Repeat every line of the data exactly, but not the pictures.

|---|

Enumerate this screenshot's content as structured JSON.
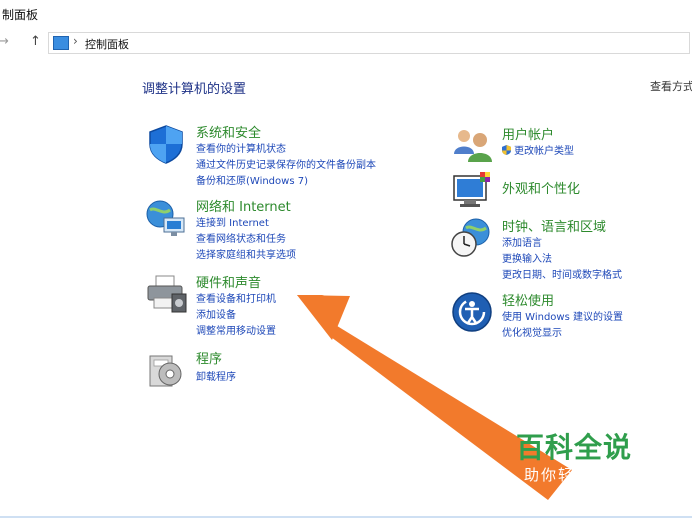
{
  "window": {
    "title": "制面板"
  },
  "address": {
    "path": "控制面板"
  },
  "heading": "调整计算机的设置",
  "view_by": "查看方式",
  "categories_left": [
    {
      "title": "系统和安全",
      "icon": "shield-icon",
      "links": [
        "查看你的计算机状态",
        "通过文件历史记录保存你的文件备份副本",
        "备份和还原(Windows 7)"
      ]
    },
    {
      "title": "网络和 Internet",
      "icon": "network-globe-icon",
      "links": [
        "连接到 Internet",
        "查看网络状态和任务",
        "选择家庭组和共享选项"
      ]
    },
    {
      "title": "硬件和声音",
      "icon": "printer-icon",
      "links": [
        "查看设备和打印机",
        "添加设备",
        "调整常用移动设置"
      ]
    },
    {
      "title": "程序",
      "icon": "programs-icon",
      "links": [
        "卸载程序"
      ]
    }
  ],
  "categories_right": [
    {
      "title": "用户帐户",
      "icon": "users-icon",
      "links": [
        "更改帐户类型"
      ]
    },
    {
      "title": "外观和个性化",
      "icon": "monitor-palette-icon",
      "links": []
    },
    {
      "title": "时钟、语言和区域",
      "icon": "clock-globe-icon",
      "links": [
        "添加语言",
        "更换输入法",
        "更改日期、时间或数字格式"
      ]
    },
    {
      "title": "轻松使用",
      "icon": "ease-of-access-icon",
      "links": [
        "使用 Windows 建议的设置",
        "优化视觉显示"
      ]
    }
  ],
  "watermark": {
    "title": "百科全说",
    "subtitle": "助你轻松解决"
  },
  "colors": {
    "link": "#1e48b8",
    "category_title": "#2d8a2d",
    "heading": "#1e3287",
    "arrow": "#f27a2c",
    "watermark_green": "#2f9e4c"
  }
}
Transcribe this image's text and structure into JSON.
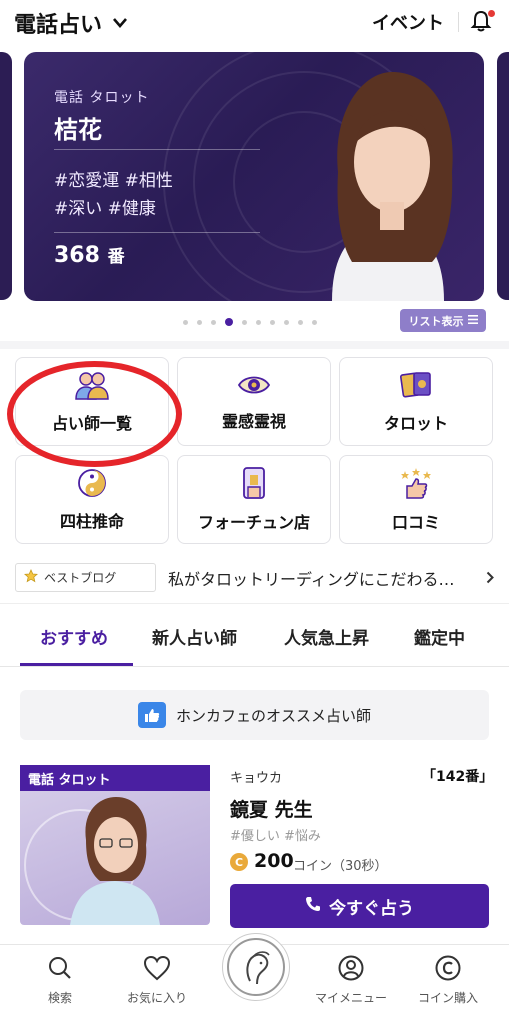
{
  "header": {
    "title": "電話占い",
    "event_label": "イベント"
  },
  "banner": {
    "tags": "電話 タロット",
    "name": "桔花",
    "genre_line1": "#恋愛運 #相性",
    "genre_line2": "#深い #健康",
    "number": "368",
    "number_suffix": "番",
    "list_button": "リスト表示"
  },
  "carousel": {
    "total": 10,
    "active_index": 3
  },
  "categories": [
    {
      "label": "占い師一覧",
      "icon": "fortune-tellers-icon"
    },
    {
      "label": "霊感霊視",
      "icon": "eye-icon"
    },
    {
      "label": "タロット",
      "icon": "tarot-cards-icon"
    },
    {
      "label": "四柱推命",
      "icon": "yin-yang-icon"
    },
    {
      "label": "フォーチュン店",
      "icon": "phone-shop-icon"
    },
    {
      "label": "口コミ",
      "icon": "thumbs-up-stars-icon"
    }
  ],
  "blog": {
    "badge": "ベストブログ",
    "text": "私がタロットリーディングにこだわる…"
  },
  "tabs": [
    {
      "label": "おすすめ",
      "active": true
    },
    {
      "label": "新人占い師",
      "active": false
    },
    {
      "label": "人気急上昇",
      "active": false
    },
    {
      "label": "鑑定中",
      "active": false
    }
  ],
  "recommend_bar": {
    "text": "ホンカフェのオススメ占い師"
  },
  "card": {
    "label": "電話 タロット",
    "kana": "キョウカ",
    "number": "「142番」",
    "name": "鏡夏 先生",
    "tags": "#優しい #悩み",
    "coin_value": "200",
    "coin_unit": "コイン（30秒）",
    "cta": "今すぐ占う"
  },
  "bottom_nav": [
    {
      "label": "検索",
      "icon": "search-icon"
    },
    {
      "label": "お気に入り",
      "icon": "heart-icon"
    },
    {
      "label": "マイメニュー",
      "icon": "user-icon"
    },
    {
      "label": "コイン購入",
      "icon": "coin-icon"
    }
  ],
  "colors": {
    "primary": "#4a1fa1",
    "highlight_circle": "#e5252a",
    "coin": "#e9a93a"
  }
}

|---|

Reply:
Enumerate this screenshot's content as structured JSON.
{
  "window": {
    "title": "制面板"
  },
  "address": {
    "path": "控制面板"
  },
  "heading": "调整计算机的设置",
  "view_by": "查看方式",
  "categories_left": [
    {
      "title": "系统和安全",
      "icon": "shield-icon",
      "links": [
        "查看你的计算机状态",
        "通过文件历史记录保存你的文件备份副本",
        "备份和还原(Windows 7)"
      ]
    },
    {
      "title": "网络和 Internet",
      "icon": "network-globe-icon",
      "links": [
        "连接到 Internet",
        "查看网络状态和任务",
        "选择家庭组和共享选项"
      ]
    },
    {
      "title": "硬件和声音",
      "icon": "printer-icon",
      "links": [
        "查看设备和打印机",
        "添加设备",
        "调整常用移动设置"
      ]
    },
    {
      "title": "程序",
      "icon": "programs-icon",
      "links": [
        "卸载程序"
      ]
    }
  ],
  "categories_right": [
    {
      "title": "用户帐户",
      "icon": "users-icon",
      "links": [
        "更改帐户类型"
      ]
    },
    {
      "title": "外观和个性化",
      "icon": "monitor-palette-icon",
      "links": []
    },
    {
      "title": "时钟、语言和区域",
      "icon": "clock-globe-icon",
      "links": [
        "添加语言",
        "更换输入法",
        "更改日期、时间或数字格式"
      ]
    },
    {
      "title": "轻松使用",
      "icon": "ease-of-access-icon",
      "links": [
        "使用 Windows 建议的设置",
        "优化视觉显示"
      ]
    }
  ],
  "watermark": {
    "title": "百科全说",
    "subtitle": "助你轻松解决"
  },
  "colors": {
    "link": "#1e48b8",
    "category_title": "#2d8a2d",
    "heading": "#1e3287",
    "arrow": "#f27a2c",
    "watermark_green": "#2f9e4c"
  }
}
Transcribe this image's text and structure into JSON.
{
  "header": {
    "title": "電話占い",
    "event_label": "イベント"
  },
  "banner": {
    "tags": "電話 タロット",
    "name": "桔花",
    "genre_line1": "#恋愛運 #相性",
    "genre_line2": "#深い #健康",
    "number": "368",
    "number_suffix": "番",
    "list_button": "リスト表示"
  },
  "carousel": {
    "total": 10,
    "active_index": 3
  },
  "categories": [
    {
      "label": "占い師一覧",
      "icon": "fortune-tellers-icon"
    },
    {
      "label": "霊感霊視",
      "icon": "eye-icon"
    },
    {
      "label": "タロット",
      "icon": "tarot-cards-icon"
    },
    {
      "label": "四柱推命",
      "icon": "yin-yang-icon"
    },
    {
      "label": "フォーチュン店",
      "icon": "phone-shop-icon"
    },
    {
      "label": "口コミ",
      "icon": "thumbs-up-stars-icon"
    }
  ],
  "blog": {
    "badge": "ベストブログ",
    "text": "私がタロットリーディングにこだわる…"
  },
  "tabs": [
    {
      "label": "おすすめ",
      "active": true
    },
    {
      "label": "新人占い師",
      "active": false
    },
    {
      "label": "人気急上昇",
      "active": false
    },
    {
      "label": "鑑定中",
      "active": false
    }
  ],
  "recommend_bar": {
    "text": "ホンカフェのオススメ占い師"
  },
  "card": {
    "label": "電話 タロット",
    "kana": "キョウカ",
    "number": "「142番」",
    "name": "鏡夏 先生",
    "tags": "#優しい #悩み",
    "coin_value": "200",
    "coin_unit": "コイン（30秒）",
    "cta": "今すぐ占う"
  },
  "bottom_nav": [
    {
      "label": "検索",
      "icon": "search-icon"
    },
    {
      "label": "お気に入り",
      "icon": "heart-icon"
    },
    {
      "label": "マイメニュー",
      "icon": "user-icon"
    },
    {
      "label": "コイン購入",
      "icon": "coin-icon"
    }
  ],
  "colors": {
    "primary": "#4a1fa1",
    "highlight_circle": "#e5252a",
    "coin": "#e9a93a"
  }
}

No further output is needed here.